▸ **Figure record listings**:

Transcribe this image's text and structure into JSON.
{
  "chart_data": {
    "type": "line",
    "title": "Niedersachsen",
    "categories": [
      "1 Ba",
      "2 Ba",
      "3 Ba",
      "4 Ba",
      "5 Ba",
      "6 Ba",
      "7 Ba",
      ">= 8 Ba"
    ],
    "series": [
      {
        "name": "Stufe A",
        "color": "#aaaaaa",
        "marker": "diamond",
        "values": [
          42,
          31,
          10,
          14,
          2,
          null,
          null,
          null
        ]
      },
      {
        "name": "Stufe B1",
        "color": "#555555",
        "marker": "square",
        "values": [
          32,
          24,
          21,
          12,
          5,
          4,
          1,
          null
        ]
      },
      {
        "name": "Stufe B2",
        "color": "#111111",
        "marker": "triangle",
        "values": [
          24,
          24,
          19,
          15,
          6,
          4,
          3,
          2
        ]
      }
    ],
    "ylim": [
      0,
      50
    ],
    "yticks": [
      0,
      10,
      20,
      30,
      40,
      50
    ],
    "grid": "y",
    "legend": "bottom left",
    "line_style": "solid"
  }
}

▸ **INSTRUCTIONS TO FOLLOW**: Return from the data every line that holds "Stufe".

▸ **RESULT**:
        "name": "Stufe A",
        "name": "Stufe B1",
        "name": "Stufe B2",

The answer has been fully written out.